Brief => Each entry must be reproduced precisely as it stands.

--------------------

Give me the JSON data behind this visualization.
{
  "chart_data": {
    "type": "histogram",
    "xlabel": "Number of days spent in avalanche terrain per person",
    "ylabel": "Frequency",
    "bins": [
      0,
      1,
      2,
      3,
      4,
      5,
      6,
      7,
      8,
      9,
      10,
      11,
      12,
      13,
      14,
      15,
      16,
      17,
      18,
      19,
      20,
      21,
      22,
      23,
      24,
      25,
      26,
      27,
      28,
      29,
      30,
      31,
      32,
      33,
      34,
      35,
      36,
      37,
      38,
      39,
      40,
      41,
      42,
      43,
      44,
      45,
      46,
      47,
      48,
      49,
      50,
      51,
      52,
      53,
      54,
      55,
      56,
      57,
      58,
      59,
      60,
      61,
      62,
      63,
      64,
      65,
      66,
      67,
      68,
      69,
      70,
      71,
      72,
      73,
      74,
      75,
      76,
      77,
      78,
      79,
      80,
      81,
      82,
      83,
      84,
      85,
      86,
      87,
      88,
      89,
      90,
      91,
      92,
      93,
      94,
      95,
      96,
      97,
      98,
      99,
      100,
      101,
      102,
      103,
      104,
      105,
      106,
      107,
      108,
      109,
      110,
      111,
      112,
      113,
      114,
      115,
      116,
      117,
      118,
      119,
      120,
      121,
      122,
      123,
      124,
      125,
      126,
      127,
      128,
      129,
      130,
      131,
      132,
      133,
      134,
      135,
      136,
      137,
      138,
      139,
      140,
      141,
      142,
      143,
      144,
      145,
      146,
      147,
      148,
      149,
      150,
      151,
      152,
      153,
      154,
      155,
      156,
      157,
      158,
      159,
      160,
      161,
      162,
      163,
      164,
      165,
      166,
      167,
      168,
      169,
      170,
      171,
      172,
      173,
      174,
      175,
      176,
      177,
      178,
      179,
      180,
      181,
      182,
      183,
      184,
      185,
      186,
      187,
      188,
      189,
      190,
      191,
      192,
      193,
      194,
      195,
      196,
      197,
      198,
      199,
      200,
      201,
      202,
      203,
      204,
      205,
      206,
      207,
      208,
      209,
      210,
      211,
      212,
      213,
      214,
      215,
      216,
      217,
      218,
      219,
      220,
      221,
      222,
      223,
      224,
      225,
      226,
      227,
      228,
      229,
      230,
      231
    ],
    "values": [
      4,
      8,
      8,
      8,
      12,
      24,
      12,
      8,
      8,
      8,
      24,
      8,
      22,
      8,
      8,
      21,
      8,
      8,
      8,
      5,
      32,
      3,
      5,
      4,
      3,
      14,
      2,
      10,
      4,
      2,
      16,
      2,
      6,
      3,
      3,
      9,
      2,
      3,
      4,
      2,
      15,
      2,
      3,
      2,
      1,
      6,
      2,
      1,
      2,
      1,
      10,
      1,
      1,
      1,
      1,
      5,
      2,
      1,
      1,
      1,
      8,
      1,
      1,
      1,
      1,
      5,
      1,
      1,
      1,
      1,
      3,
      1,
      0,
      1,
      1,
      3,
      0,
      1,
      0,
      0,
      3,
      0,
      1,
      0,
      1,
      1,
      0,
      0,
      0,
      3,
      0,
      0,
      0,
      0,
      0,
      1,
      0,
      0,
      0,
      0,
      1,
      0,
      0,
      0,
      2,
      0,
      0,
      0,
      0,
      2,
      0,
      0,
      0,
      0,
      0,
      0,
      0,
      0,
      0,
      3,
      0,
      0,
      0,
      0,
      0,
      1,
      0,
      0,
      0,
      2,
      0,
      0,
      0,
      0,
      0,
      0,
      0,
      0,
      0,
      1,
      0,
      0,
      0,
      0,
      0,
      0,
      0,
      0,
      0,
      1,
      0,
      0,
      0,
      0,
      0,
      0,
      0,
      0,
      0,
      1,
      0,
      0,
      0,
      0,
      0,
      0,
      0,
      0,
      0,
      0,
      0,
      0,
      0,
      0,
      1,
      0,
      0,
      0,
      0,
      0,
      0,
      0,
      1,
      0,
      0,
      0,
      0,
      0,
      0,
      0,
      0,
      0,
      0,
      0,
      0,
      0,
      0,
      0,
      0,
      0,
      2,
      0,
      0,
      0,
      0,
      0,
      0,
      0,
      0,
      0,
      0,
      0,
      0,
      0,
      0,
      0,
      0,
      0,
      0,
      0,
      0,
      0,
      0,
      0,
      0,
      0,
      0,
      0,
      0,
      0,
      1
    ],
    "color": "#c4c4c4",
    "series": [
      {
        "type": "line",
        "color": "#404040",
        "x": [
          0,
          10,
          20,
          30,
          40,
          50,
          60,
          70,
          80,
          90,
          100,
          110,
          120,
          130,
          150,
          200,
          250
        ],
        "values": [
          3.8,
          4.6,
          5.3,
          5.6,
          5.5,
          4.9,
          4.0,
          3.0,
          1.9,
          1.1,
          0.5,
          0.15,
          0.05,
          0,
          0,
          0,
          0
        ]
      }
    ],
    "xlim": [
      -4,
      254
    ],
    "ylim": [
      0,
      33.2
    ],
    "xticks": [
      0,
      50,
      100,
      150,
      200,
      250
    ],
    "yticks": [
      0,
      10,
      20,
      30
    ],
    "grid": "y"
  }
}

--------------------

Response to this task =>
Give me the JSON data behind this visualization.
{
  "chart_data": {
    "type": "histogram",
    "xlabel": "Number of days spent in avalanche terrain per person",
    "ylabel": "Frequency",
    "bins": [
      0,
      1,
      2,
      3,
      4,
      5,
      6,
      7,
      8,
      9,
      10,
      11,
      12,
      13,
      14,
      15,
      16,
      17,
      18,
      19,
      20,
      21,
      22,
      23,
      24,
      25,
      26,
      27,
      28,
      29,
      30,
      31,
      32,
      33,
      34,
      35,
      36,
      37,
      38,
      39,
      40,
      41,
      42,
      43,
      44,
      45,
      46,
      47,
      48,
      49,
      50,
      51,
      52,
      53,
      54,
      55,
      56,
      57,
      58,
      59,
      60,
      61,
      62,
      63,
      64,
      65,
      66,
      67,
      68,
      69,
      70,
      71,
      72,
      73,
      74,
      75,
      76,
      77,
      78,
      79,
      80,
      81,
      82,
      83,
      84,
      85,
      86,
      87,
      88,
      89,
      90,
      91,
      92,
      93,
      94,
      95,
      96,
      97,
      98,
      99,
      100,
      101,
      102,
      103,
      104,
      105,
      106,
      107,
      108,
      109,
      110,
      111,
      112,
      113,
      114,
      115,
      116,
      117,
      118,
      119,
      120,
      121,
      122,
      123,
      124,
      125,
      126,
      127,
      128,
      129,
      130,
      131,
      132,
      133,
      134,
      135,
      136,
      137,
      138,
      139,
      140,
      141,
      142,
      143,
      144,
      145,
      146,
      147,
      148,
      149,
      150,
      151,
      152,
      153,
      154,
      155,
      156,
      157,
      158,
      159,
      160,
      161,
      162,
      163,
      164,
      165,
      166,
      167,
      168,
      169,
      170,
      171,
      172,
      173,
      174,
      175,
      176,
      177,
      178,
      179,
      180,
      181,
      182,
      183,
      184,
      185,
      186,
      187,
      188,
      189,
      190,
      191,
      192,
      193,
      194,
      195,
      196,
      197,
      198,
      199,
      200,
      201,
      202,
      203,
      204,
      205,
      206,
      207,
      208,
      209,
      210,
      211,
      212,
      213,
      214,
      215,
      216,
      217,
      218,
      219,
      220,
      221,
      222,
      223,
      224,
      225,
      226,
      227,
      228,
      229,
      230,
      231
    ],
    "values": [
      4,
      8,
      8,
      8,
      12,
      24,
      12,
      8,
      8,
      8,
      24,
      8,
      22,
      8,
      8,
      21,
      8,
      8,
      8,
      5,
      32,
      3,
      5,
      4,
      3,
      14,
      2,
      10,
      4,
      2,
      16,
      2,
      6,
      3,
      3,
      9,
      2,
      3,
      4,
      2,
      15,
      2,
      3,
      2,
      1,
      6,
      2,
      1,
      2,
      1,
      10,
      1,
      1,
      1,
      1,
      5,
      2,
      1,
      1,
      1,
      8,
      1,
      1,
      1,
      1,
      5,
      1,
      1,
      1,
      1,
      3,
      1,
      0,
      1,
      1,
      3,
      0,
      1,
      0,
      0,
      3,
      0,
      1,
      0,
      1,
      1,
      0,
      0,
      0,
      3,
      0,
      0,
      0,
      0,
      0,
      1,
      0,
      0,
      0,
      0,
      1,
      0,
      0,
      0,
      2,
      0,
      0,
      0,
      0,
      2,
      0,
      0,
      0,
      0,
      0,
      0,
      0,
      0,
      0,
      3,
      0,
      0,
      0,
      0,
      0,
      1,
      0,
      0,
      0,
      2,
      0,
      0,
      0,
      0,
      0,
      0,
      0,
      0,
      0,
      1,
      0,
      0,
      0,
      0,
      0,
      0,
      0,
      0,
      0,
      1,
      0,
      0,
      0,
      0,
      0,
      0,
      0,
      0,
      0,
      1,
      0,
      0,
      0,
      0,
      0,
      0,
      0,
      0,
      0,
      0,
      0,
      0,
      0,
      0,
      1,
      0,
      0,
      0,
      0,
      0,
      0,
      0,
      1,
      0,
      0,
      0,
      0,
      0,
      0,
      0,
      0,
      0,
      0,
      0,
      0,
      0,
      0,
      0,
      0,
      0,
      2,
      0,
      0,
      0,
      0,
      0,
      0,
      0,
      0,
      0,
      0,
      0,
      0,
      0,
      0,
      0,
      0,
      0,
      0,
      0,
      0,
      0,
      0,
      0,
      0,
      0,
      0,
      0,
      0,
      0,
      1
    ],
    "color": "#c4c4c4",
    "series": [
      {
        "type": "line",
        "color": "#404040",
        "x": [
          0,
          10,
          20,
          30,
          40,
          50,
          60,
          70,
          80,
          90,
          100,
          110,
          120,
          130,
          150,
          200,
          250
        ],
        "values": [
          3.8,
          4.6,
          5.3,
          5.6,
          5.5,
          4.9,
          4.0,
          3.0,
          1.9,
          1.1,
          0.5,
          0.15,
          0.05,
          0,
          0,
          0,
          0
        ]
      }
    ],
    "xlim": [
      -4,
      254
    ],
    "ylim": [
      0,
      33.2
    ],
    "xticks": [
      0,
      50,
      100,
      150,
      200,
      250
    ],
    "yticks": [
      0,
      10,
      20,
      30
    ],
    "grid": "y"
  }
}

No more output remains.